(Task to carry out)
Collect all lines containing the word "Karhukallion" from the data.

(Record set)
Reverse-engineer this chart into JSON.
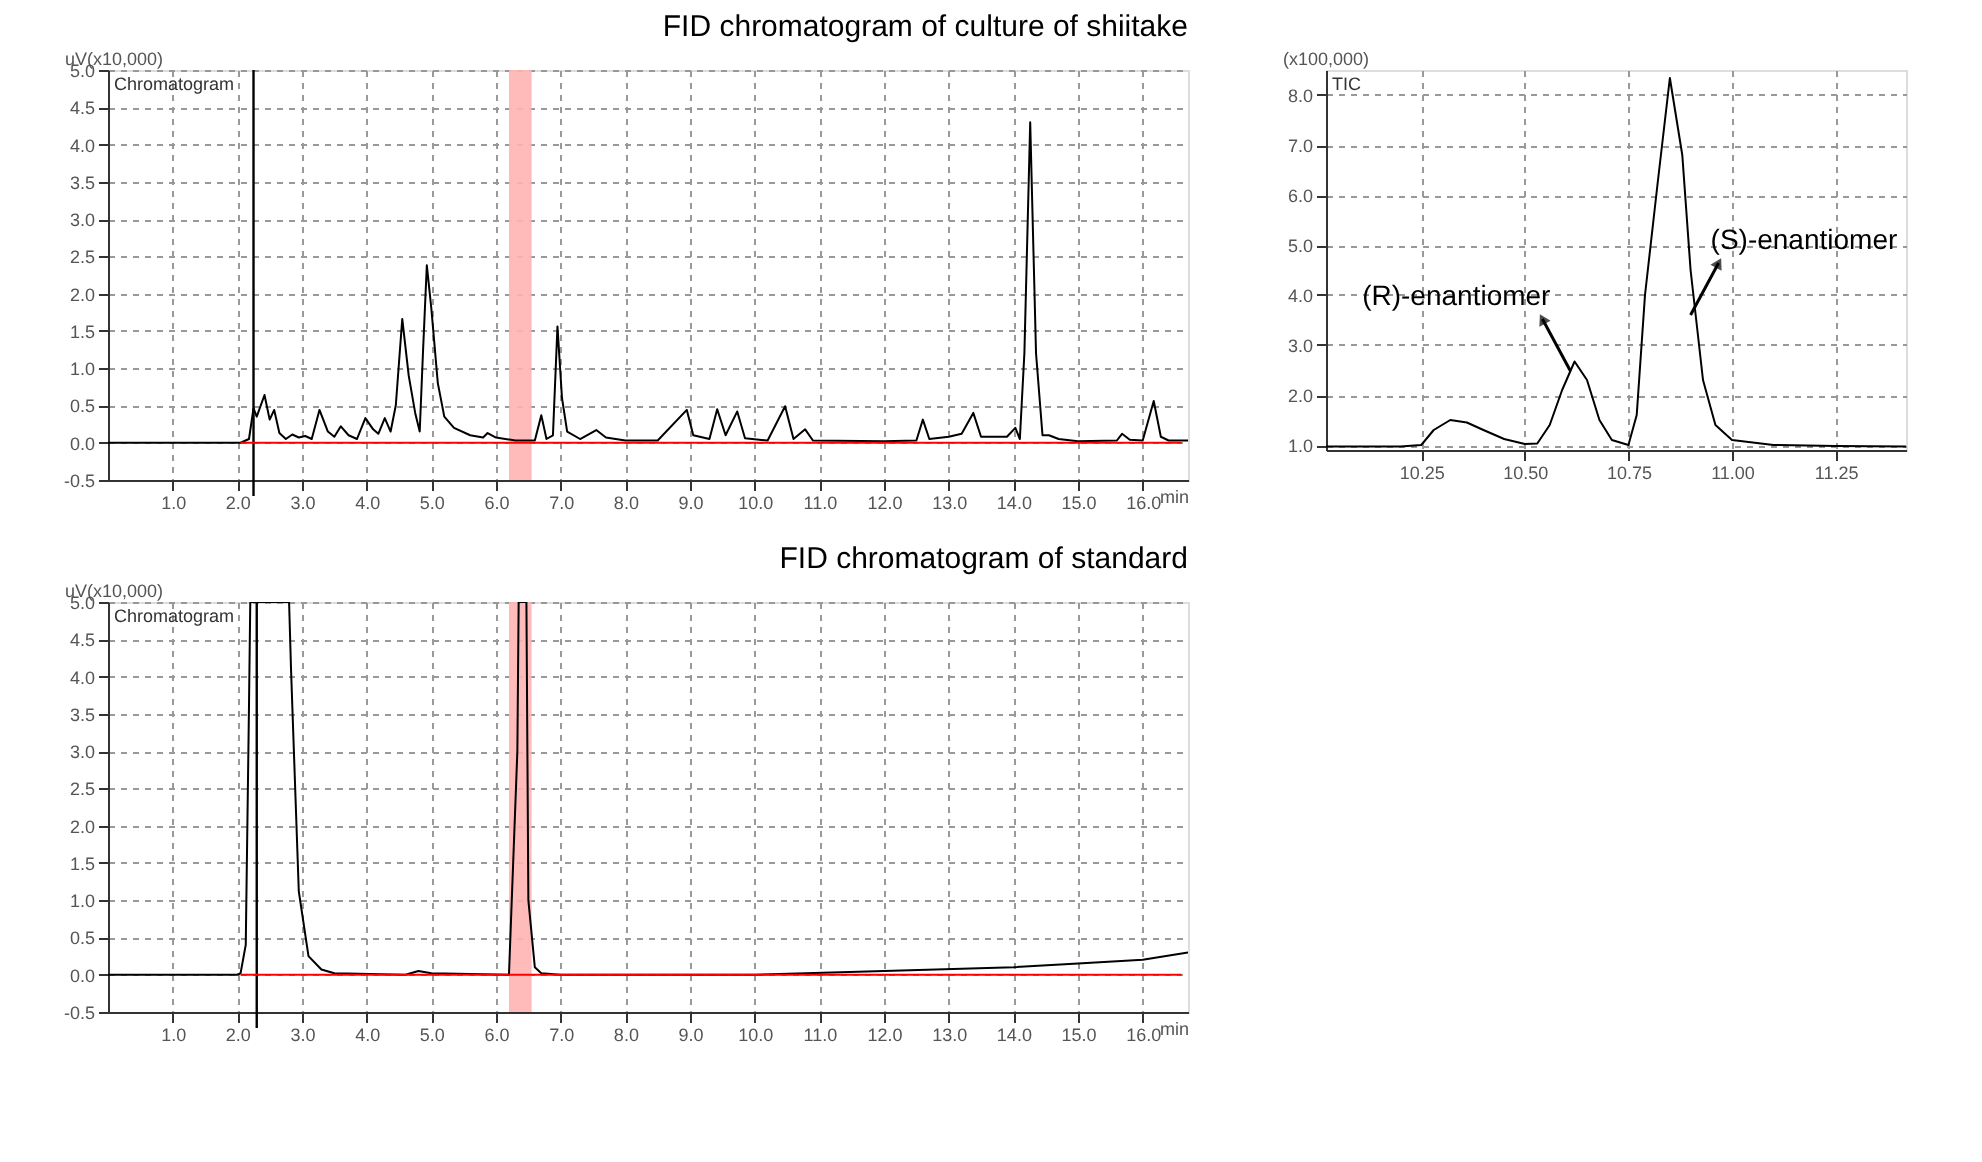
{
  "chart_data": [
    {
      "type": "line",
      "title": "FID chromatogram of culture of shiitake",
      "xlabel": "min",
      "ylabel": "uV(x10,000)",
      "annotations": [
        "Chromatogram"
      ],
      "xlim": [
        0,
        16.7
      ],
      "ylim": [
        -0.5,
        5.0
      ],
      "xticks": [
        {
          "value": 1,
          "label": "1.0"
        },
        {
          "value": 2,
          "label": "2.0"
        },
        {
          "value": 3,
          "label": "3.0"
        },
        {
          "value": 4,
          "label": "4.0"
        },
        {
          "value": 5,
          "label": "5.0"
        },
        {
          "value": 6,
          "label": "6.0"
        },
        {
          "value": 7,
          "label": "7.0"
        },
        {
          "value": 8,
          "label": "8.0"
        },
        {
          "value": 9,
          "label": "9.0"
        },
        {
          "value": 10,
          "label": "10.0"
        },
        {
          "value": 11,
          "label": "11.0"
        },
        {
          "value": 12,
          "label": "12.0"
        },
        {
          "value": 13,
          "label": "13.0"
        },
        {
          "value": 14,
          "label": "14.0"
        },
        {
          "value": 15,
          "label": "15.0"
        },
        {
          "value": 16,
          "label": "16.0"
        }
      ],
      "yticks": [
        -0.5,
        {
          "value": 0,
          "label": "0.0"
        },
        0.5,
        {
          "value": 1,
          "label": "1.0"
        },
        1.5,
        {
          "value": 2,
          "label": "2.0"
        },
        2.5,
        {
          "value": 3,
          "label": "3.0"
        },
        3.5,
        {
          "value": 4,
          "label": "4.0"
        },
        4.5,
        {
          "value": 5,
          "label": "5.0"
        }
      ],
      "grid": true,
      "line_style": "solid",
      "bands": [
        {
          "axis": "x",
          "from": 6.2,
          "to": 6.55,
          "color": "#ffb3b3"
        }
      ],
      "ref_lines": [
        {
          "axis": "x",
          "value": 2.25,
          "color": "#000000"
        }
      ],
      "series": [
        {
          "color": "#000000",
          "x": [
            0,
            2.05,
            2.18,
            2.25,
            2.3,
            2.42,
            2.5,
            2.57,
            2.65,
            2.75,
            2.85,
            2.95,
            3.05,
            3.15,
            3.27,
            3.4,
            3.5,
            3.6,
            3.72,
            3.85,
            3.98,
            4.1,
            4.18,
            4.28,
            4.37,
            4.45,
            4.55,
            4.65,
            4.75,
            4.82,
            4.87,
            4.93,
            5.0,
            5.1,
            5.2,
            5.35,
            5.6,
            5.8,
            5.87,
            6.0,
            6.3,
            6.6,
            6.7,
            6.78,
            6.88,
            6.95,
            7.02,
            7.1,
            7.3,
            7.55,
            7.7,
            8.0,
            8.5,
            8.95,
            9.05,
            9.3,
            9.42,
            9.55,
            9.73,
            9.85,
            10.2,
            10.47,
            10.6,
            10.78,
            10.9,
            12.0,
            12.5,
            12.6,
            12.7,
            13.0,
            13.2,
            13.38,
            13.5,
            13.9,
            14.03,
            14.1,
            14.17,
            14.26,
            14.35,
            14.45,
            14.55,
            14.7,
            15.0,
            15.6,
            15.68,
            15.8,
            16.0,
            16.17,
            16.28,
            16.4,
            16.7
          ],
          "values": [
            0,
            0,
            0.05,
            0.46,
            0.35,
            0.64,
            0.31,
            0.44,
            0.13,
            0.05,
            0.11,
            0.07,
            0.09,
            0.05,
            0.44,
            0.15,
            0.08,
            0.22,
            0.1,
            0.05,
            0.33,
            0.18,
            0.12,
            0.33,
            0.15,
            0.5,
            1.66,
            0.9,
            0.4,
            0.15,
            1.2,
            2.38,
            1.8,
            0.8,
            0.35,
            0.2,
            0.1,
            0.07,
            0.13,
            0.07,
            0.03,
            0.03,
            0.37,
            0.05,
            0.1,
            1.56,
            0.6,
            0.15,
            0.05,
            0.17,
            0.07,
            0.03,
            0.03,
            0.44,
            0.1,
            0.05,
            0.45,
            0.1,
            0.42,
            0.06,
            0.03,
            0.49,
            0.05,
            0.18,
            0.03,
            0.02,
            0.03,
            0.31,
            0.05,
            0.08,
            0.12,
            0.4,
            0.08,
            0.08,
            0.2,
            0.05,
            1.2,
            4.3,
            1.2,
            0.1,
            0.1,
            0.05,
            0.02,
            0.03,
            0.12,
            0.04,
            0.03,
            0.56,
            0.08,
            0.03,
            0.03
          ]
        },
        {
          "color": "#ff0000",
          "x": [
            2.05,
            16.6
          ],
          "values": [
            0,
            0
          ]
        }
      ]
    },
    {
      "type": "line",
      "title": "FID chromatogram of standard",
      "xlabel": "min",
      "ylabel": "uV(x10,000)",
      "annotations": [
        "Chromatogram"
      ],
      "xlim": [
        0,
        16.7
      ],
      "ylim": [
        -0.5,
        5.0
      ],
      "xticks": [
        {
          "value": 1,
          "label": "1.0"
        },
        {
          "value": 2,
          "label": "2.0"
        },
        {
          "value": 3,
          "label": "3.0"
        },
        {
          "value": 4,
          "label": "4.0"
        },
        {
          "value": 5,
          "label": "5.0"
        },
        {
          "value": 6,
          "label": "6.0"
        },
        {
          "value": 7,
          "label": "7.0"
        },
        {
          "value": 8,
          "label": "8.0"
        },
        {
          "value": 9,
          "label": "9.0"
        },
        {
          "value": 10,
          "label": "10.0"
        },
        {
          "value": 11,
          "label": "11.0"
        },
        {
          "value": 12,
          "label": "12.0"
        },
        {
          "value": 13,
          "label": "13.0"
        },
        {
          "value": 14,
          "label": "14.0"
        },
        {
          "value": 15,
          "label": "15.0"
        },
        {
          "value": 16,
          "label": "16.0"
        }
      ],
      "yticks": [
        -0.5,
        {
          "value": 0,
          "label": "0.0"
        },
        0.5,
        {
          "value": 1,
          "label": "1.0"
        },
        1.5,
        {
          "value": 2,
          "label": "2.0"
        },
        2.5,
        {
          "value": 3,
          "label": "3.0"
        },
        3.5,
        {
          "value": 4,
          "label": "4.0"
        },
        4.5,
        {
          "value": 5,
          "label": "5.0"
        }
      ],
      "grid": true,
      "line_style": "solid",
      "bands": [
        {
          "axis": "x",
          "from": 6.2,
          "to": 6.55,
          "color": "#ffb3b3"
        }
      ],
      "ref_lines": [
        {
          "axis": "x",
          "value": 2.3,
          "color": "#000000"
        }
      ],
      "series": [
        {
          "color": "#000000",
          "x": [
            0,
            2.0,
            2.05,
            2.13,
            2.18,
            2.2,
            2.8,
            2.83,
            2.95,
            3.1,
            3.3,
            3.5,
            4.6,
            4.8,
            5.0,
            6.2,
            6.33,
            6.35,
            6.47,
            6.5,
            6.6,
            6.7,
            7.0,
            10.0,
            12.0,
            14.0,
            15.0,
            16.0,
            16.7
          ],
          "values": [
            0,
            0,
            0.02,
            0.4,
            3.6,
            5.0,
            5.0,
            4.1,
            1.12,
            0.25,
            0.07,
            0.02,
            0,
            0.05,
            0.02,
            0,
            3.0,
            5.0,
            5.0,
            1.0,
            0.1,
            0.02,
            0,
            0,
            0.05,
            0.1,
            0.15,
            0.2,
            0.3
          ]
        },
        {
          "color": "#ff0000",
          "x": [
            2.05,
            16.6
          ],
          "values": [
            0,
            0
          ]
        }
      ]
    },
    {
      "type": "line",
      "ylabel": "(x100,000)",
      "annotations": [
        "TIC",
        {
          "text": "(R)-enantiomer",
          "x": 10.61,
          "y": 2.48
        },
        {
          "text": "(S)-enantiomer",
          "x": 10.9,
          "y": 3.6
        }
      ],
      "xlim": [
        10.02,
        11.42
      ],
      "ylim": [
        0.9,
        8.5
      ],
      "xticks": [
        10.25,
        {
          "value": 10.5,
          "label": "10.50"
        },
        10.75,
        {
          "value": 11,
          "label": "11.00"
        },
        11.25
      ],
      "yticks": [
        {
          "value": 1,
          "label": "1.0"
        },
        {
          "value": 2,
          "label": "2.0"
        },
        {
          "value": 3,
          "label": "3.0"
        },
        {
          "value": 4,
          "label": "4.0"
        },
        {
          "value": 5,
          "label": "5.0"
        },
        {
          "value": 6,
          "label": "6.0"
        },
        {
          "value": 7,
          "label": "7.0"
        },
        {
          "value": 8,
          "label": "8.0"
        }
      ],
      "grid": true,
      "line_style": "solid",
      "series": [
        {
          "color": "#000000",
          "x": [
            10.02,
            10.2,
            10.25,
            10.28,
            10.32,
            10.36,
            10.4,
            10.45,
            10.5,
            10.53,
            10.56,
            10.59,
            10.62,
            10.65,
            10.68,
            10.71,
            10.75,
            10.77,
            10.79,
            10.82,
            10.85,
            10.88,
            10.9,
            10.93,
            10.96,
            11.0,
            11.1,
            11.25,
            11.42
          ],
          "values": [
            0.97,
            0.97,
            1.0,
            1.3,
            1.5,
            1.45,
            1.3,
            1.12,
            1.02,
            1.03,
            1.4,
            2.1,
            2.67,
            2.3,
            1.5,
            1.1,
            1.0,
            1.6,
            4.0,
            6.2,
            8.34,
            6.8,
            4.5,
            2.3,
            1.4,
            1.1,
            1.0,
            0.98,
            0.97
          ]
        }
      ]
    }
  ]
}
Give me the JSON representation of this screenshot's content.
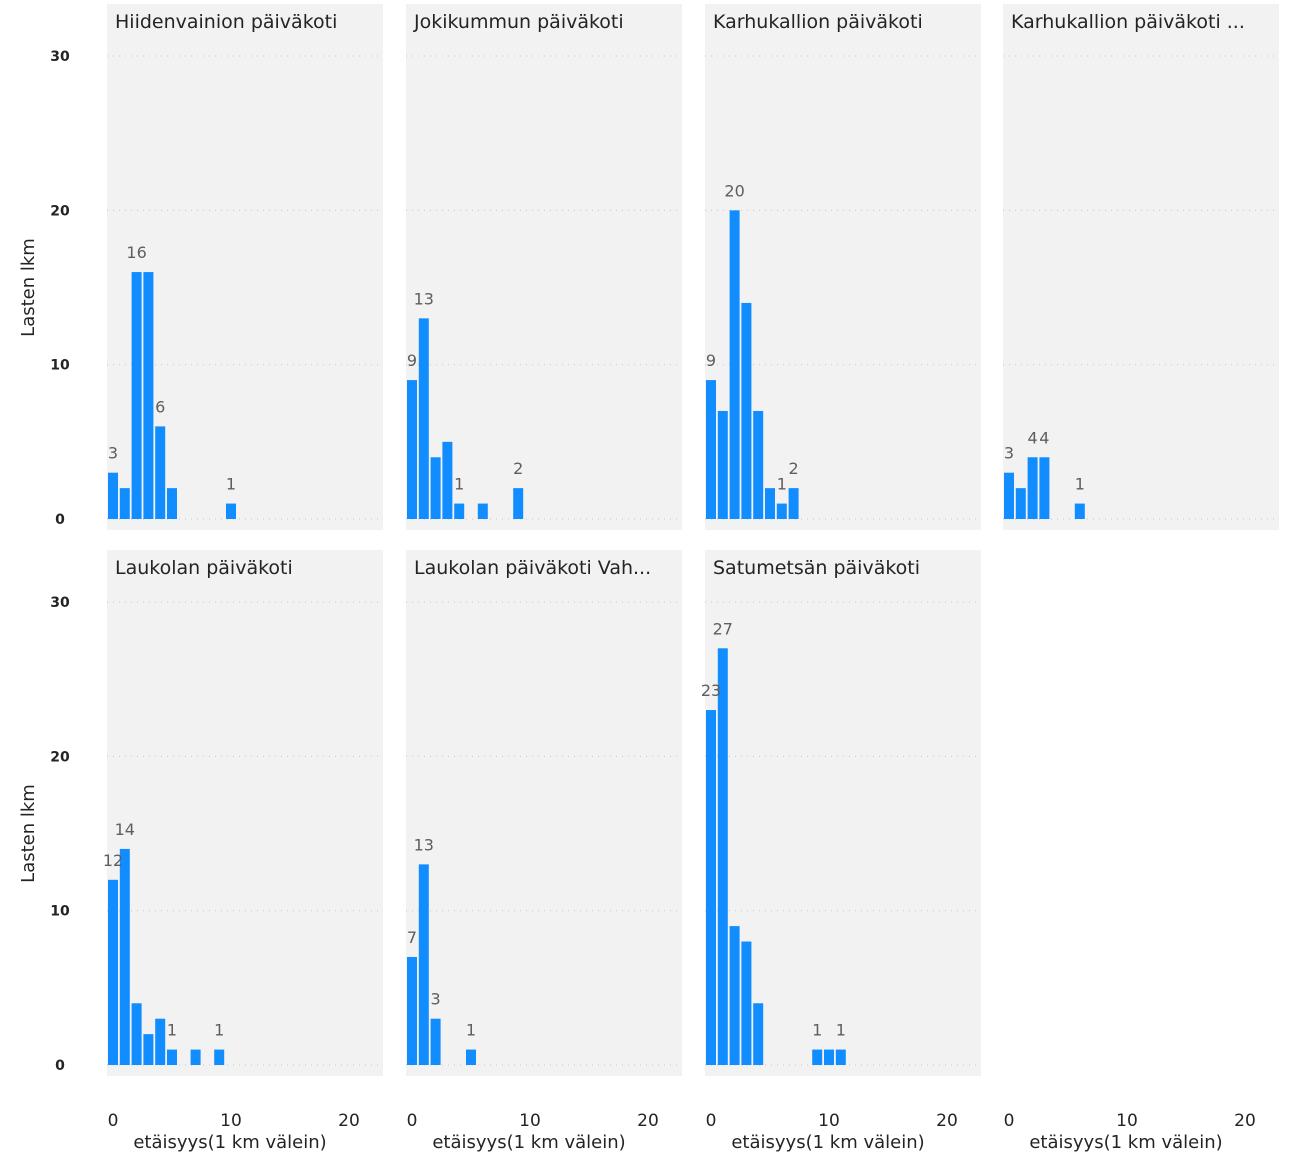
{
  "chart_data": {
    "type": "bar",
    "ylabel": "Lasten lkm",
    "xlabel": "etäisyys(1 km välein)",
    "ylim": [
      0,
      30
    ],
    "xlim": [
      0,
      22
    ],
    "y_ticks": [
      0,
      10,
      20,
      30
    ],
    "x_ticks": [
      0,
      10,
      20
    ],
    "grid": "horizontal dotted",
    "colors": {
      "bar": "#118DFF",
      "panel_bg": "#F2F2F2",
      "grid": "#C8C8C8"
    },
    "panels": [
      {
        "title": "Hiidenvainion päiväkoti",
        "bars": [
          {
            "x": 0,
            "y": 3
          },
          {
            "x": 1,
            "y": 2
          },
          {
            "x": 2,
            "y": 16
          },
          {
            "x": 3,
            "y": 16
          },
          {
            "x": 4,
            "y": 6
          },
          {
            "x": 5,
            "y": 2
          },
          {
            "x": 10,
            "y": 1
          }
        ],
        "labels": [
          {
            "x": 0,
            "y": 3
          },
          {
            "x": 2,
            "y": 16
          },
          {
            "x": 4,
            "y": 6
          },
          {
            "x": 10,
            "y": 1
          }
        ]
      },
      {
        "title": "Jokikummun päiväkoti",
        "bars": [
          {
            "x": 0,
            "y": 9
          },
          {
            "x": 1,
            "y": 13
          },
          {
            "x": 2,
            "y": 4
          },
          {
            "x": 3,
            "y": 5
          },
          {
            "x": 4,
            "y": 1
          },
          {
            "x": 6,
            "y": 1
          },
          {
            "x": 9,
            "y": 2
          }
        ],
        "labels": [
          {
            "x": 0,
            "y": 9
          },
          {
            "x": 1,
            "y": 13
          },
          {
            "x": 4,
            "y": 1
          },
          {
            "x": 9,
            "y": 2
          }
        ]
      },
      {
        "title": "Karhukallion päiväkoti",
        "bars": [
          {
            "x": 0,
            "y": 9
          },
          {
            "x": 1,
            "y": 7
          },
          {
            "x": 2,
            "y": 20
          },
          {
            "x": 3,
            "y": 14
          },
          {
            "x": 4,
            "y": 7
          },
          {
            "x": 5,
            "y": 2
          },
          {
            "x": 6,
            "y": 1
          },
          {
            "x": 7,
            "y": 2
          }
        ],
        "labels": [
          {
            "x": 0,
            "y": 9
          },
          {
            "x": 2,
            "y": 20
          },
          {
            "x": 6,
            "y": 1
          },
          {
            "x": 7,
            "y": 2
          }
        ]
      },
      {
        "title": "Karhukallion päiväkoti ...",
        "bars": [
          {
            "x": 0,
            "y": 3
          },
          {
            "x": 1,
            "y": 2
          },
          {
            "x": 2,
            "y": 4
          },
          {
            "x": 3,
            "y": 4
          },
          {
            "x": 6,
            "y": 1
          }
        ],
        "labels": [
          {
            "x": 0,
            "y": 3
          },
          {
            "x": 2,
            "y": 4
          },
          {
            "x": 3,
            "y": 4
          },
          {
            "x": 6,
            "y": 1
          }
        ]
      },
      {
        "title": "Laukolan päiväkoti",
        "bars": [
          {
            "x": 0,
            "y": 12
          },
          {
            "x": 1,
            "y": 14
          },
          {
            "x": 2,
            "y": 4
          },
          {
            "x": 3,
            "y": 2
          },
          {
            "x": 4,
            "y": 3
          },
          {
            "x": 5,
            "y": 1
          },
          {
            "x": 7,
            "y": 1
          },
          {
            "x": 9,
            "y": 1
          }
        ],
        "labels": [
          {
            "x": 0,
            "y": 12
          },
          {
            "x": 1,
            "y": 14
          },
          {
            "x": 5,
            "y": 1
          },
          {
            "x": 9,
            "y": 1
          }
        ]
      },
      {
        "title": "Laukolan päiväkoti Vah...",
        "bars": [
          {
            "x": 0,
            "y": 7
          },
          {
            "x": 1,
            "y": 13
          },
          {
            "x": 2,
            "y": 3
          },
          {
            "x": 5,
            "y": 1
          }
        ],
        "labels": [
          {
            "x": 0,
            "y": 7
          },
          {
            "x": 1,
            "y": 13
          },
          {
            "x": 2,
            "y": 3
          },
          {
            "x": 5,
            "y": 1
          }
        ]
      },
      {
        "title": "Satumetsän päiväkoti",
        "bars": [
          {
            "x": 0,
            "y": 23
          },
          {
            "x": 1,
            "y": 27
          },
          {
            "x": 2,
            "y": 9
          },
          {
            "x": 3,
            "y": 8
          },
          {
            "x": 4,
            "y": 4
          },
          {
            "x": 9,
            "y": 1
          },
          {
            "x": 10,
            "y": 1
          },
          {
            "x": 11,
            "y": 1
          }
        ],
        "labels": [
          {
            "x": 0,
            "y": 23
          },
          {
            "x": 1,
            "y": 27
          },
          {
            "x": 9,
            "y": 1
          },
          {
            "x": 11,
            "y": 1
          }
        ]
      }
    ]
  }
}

(Expected answer)
        "title": "Karhukallion päiväkoti",
        "title": "Karhukallion päiväkoti ...",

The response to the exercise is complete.